The life cycle of a champ

If silence had a name, it was probably stuck in the open mouths of a thousand stunned spectators inside a mall theater one particular Sunday afternoon in December.

Just moments ago, the revitalized crowd cheered as their icon pummeled away at a ghost he had failed to bury several times in the past, the roar getting louder as punch after punch pushed the familiar nemesis to the ropes. And then, just as the crescendo reached its peak, a sudden quiet muffled the theater.

For a split second, it seemed that some law of physics had vacuumed every bit of sound off the venue and left everything dead mute. And then, as the wide screen flashed the reason for the sudden silence and replayed the moments that led to it, the sound came back—initially in waves of murmurs, that gradually rose into questions.

“What just happened? Could this be real?”

Those were the only two questions asked by most everyone—from the lanky security guard badgered by ticket holders who could not find their seats, to the family of three halfway through their popcorn and the couch analyst loudly annotating the fight.

Manny Pacquiao, on the floor, motionless. All it took was one punch from rival Juan Manuel Marquez, and the boxing equivalent of a telenovela came to a crushing, unexpected and definitive end.

Shock gave way to concern when Pacquiao, the world’s only eight-division champion, failed to stir after several minutes on the floor. And concern gave way to palpable relief when the boxing hero finally got up.

“I got careless,” Pacquiao later told journalists and television reporters. “I did not see the punch coming.”

Exactly a week after, the guy tipped to carry on the legacy of Pacquiao climbed the ring in a Houston arena, brimming with optimism despite the obvious burden of a nation’s hope weighing down on his shoulders.

But Nonito Donaire Jr., the one they call “The Filipino Flash,” took all those expectations and wielded it as a weapon against Mexican warrior Jorge Arce, throwing devastating punch after devastating punch until his left hook found its mark at the end of the third.

Down went the gutsy Arce. Up went the spirits of a nation.

“I knew after Manny Pacquiao’s loss, I had to come up with something big for the Filipino people,” Donaire told reporters.

It was the fourth win in a busy 2012 for Donaire, a feat that underscored his value as the next great pay-per-view superstar in the world boxing scene. It also cemented his claim as one of the sport’s legitimate superstars. In fact, immediately after pole-axing Arce, big names were floated as the next possible foes for the technically gifted fighter.

 

But while Donaire proved ready to take on the mantle of hero worship from Pacquiao, it seems that thoughts of retirement are farthest from the mind of the Sarangani representative.

 

In fact, when Pacquiao came home after his devastating loss, the first words he uttered during a press conference were those that everyone hoped for:

 

“We shall rise again,” he vowed.

---

● **Challenge 1**
In the boxing feature, why did Donaire feel he had to produce something big against Arce? Answer in one to three sentences.
● **Challenge 2**
Answer these questions from the boxing feature, marking each answer with its letter:
(a) How long after Pacquiao's loss did Donaire climb into the ring?
(b) In which city was the arena where Donaire fought Arce?
(c) What did Pacquiao vow at the press conference after he came home?
● **Challenge 3**
Which boxers are named in the boxing feature?
The items that come next are separate material and have no connection to the boxing feature.

---

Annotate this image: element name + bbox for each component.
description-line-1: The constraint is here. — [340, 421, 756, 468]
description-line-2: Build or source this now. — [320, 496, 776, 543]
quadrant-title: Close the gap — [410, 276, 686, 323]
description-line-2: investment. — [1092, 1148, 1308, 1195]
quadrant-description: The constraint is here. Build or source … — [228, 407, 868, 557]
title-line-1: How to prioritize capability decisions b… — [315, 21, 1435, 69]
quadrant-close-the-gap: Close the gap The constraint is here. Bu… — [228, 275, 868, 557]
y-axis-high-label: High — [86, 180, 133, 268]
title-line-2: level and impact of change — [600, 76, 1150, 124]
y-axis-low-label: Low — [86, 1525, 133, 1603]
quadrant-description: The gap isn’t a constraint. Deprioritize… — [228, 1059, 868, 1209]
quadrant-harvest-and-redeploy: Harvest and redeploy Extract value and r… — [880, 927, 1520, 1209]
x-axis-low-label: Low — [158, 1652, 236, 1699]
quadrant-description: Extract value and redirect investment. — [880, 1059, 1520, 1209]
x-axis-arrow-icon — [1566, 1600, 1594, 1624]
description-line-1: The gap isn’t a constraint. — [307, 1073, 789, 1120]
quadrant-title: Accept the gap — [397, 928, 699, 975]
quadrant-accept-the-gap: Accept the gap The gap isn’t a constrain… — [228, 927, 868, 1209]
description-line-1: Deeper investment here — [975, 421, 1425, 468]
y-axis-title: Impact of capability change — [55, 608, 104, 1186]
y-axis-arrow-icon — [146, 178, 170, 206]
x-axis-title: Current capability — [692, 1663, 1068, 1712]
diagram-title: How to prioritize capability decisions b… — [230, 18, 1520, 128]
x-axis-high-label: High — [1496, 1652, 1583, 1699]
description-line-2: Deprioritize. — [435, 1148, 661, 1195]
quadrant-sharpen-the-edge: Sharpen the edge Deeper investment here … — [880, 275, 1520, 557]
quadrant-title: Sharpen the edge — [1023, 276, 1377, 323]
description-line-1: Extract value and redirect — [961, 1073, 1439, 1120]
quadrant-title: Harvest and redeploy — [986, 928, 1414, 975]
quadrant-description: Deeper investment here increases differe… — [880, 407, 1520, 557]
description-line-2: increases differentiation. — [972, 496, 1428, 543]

---

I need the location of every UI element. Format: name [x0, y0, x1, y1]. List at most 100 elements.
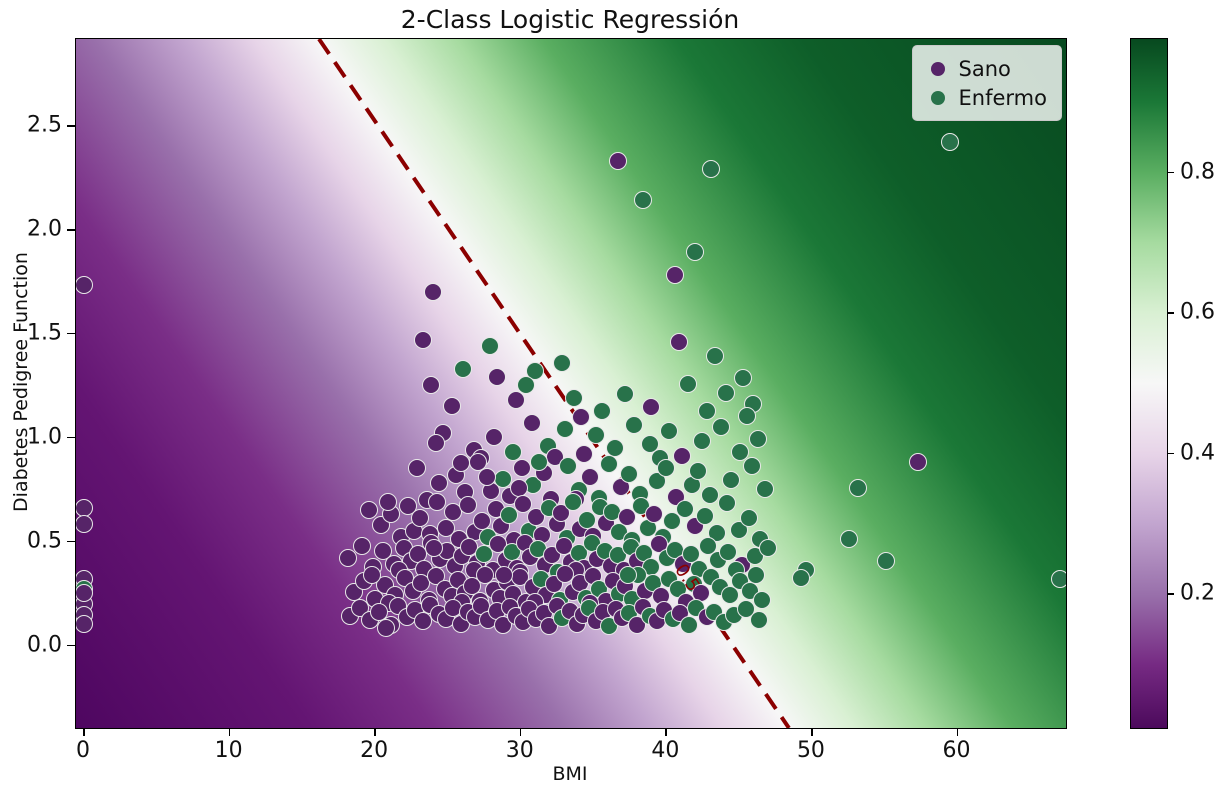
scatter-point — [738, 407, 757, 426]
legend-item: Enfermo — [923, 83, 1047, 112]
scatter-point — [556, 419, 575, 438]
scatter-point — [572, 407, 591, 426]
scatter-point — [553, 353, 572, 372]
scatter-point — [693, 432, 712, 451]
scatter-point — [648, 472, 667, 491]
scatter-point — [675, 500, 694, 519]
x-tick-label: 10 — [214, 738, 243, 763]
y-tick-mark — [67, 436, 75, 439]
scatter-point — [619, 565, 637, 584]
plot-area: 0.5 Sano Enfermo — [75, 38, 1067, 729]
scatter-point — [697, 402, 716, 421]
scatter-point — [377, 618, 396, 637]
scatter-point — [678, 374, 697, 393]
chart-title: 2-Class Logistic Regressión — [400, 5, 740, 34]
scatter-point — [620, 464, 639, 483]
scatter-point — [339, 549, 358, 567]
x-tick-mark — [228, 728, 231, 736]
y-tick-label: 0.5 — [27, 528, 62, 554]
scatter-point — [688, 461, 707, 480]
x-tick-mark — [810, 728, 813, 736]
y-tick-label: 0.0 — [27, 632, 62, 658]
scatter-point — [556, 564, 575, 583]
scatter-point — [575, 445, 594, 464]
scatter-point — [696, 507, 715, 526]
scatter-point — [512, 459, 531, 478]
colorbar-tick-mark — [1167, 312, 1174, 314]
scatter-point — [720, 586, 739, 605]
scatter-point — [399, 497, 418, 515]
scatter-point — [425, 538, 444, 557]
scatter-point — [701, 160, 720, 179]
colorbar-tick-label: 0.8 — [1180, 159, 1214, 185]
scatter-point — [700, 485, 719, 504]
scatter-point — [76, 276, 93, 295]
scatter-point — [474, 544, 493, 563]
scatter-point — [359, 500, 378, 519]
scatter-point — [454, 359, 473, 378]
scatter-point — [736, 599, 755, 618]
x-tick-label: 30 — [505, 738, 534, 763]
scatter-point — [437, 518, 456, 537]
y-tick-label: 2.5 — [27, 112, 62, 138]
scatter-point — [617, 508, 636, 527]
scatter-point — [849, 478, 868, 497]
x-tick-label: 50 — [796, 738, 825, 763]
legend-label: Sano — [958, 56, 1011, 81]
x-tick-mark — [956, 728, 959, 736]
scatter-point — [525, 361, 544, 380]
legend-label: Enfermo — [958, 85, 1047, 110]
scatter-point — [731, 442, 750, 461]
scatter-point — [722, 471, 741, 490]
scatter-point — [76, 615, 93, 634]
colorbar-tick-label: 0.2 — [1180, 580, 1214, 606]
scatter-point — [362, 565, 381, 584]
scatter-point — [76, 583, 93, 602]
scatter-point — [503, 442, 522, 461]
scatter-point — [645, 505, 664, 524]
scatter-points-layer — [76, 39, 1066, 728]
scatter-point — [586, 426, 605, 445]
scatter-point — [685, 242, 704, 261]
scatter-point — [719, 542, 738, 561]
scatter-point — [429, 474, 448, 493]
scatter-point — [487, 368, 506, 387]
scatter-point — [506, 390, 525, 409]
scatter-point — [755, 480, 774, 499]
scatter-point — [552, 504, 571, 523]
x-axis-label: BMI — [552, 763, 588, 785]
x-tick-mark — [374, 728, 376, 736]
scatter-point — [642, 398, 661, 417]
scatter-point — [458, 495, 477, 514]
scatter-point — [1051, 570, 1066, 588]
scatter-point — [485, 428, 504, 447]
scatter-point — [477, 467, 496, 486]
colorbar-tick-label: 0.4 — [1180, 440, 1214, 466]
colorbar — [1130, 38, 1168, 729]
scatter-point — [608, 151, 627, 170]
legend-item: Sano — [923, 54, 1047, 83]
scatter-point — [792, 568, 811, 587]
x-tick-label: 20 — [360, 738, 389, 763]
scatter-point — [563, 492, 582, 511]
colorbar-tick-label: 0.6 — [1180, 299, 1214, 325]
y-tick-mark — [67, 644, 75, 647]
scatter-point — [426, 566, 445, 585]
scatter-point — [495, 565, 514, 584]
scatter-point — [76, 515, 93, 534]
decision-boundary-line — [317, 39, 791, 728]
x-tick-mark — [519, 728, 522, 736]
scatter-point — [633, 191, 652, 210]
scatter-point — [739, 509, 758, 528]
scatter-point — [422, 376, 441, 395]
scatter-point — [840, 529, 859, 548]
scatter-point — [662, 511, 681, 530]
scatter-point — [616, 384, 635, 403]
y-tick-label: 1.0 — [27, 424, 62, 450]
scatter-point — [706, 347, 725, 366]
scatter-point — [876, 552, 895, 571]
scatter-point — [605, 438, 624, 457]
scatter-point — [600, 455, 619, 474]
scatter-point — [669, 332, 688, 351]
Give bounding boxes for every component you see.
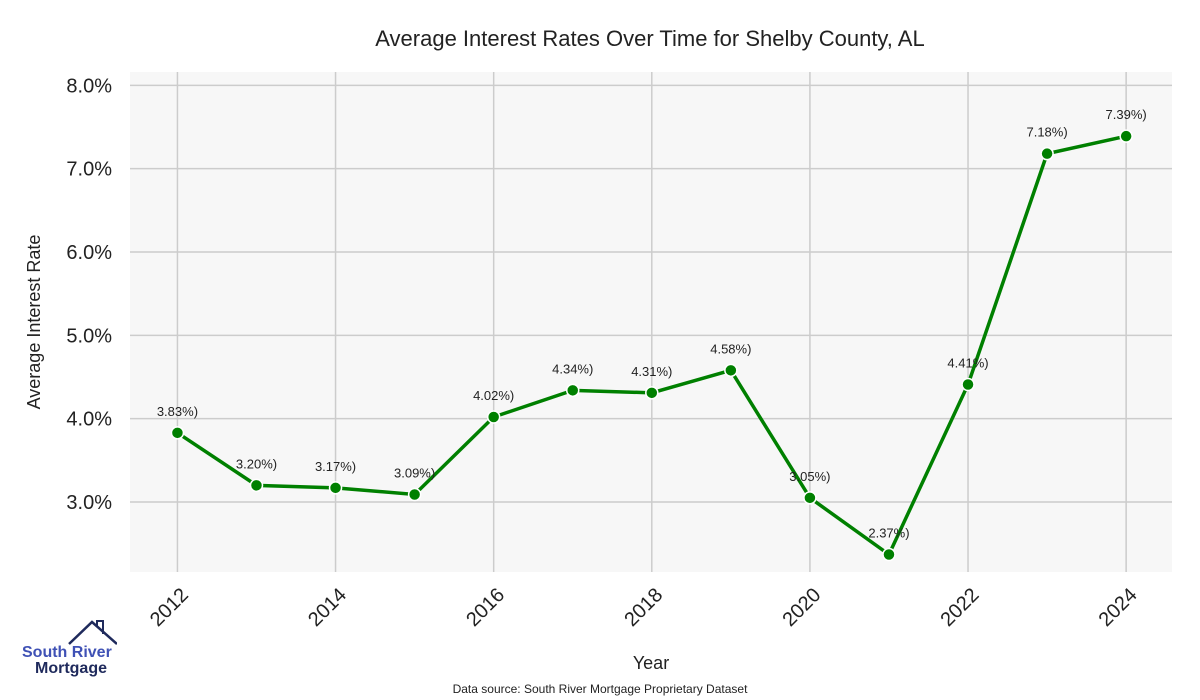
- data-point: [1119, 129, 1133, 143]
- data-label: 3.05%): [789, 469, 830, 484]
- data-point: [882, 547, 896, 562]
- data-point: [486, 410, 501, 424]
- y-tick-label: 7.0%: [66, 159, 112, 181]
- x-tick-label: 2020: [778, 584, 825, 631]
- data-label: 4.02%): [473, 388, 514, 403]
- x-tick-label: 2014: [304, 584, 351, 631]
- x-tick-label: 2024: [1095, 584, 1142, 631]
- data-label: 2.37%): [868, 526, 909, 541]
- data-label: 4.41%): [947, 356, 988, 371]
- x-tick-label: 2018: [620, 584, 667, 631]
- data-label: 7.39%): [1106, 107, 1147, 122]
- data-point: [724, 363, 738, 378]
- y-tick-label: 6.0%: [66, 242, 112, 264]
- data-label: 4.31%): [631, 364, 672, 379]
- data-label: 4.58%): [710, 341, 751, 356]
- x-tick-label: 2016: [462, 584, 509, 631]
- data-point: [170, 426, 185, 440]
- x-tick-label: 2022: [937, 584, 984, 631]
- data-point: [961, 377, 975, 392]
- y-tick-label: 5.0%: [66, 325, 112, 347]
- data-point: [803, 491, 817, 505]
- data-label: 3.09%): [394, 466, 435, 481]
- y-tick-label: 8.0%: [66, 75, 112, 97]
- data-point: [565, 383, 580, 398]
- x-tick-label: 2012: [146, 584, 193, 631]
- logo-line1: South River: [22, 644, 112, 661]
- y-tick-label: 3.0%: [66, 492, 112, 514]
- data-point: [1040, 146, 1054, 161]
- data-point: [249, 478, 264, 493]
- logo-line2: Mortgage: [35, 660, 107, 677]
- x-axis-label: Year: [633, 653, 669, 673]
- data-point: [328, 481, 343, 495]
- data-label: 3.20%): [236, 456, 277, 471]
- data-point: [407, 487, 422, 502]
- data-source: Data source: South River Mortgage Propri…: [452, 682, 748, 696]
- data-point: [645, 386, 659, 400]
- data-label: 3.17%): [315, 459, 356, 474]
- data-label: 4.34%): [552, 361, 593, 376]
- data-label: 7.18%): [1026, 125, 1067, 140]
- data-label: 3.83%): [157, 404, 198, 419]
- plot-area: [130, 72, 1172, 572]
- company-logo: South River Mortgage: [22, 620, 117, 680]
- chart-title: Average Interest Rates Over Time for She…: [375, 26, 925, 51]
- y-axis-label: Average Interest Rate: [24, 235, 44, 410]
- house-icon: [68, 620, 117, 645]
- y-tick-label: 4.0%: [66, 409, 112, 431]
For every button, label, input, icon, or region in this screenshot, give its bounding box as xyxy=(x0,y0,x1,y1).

---

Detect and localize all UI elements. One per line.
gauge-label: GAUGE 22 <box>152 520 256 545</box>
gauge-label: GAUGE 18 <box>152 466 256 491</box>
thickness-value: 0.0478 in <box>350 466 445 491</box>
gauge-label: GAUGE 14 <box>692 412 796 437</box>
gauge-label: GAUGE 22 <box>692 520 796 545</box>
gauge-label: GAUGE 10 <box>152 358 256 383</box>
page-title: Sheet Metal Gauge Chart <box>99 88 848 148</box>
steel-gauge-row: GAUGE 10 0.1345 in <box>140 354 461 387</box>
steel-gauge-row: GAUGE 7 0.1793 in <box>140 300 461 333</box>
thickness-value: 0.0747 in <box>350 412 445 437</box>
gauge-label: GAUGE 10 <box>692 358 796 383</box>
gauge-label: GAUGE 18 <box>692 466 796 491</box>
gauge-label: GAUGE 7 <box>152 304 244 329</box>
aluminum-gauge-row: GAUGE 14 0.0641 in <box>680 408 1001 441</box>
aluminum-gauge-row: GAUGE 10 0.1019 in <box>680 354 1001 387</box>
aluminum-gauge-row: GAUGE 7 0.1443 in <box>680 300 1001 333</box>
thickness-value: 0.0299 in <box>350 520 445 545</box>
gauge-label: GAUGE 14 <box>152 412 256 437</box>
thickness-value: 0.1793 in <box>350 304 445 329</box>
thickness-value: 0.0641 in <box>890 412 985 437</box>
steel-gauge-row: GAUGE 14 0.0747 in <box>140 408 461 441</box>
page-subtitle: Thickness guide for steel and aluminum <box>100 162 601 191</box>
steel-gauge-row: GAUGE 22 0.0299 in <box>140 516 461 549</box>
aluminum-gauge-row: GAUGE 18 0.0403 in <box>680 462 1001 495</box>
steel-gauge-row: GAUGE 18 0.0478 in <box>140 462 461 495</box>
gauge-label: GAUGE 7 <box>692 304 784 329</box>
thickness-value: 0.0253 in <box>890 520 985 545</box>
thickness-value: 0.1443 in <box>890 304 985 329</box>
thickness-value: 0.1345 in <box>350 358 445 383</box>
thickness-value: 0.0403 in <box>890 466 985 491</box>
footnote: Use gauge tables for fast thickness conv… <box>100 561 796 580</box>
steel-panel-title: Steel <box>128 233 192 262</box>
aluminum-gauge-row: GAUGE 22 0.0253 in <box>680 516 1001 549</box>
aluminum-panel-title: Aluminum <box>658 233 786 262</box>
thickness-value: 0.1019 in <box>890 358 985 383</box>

---

● **Task result 1**
Donaire said he knew after Manny Pacquiao's loss that he had to come up with something big for the Filipino people.

● **Task result 2**
(a) Exactly a week after.
(b) Houston.
(c) "We shall rise again."

● **Task result 3**
- Manny Pacquiao
- Juan Manuel Marquez
- Nonito Donaire Jr.
- Jorge Arce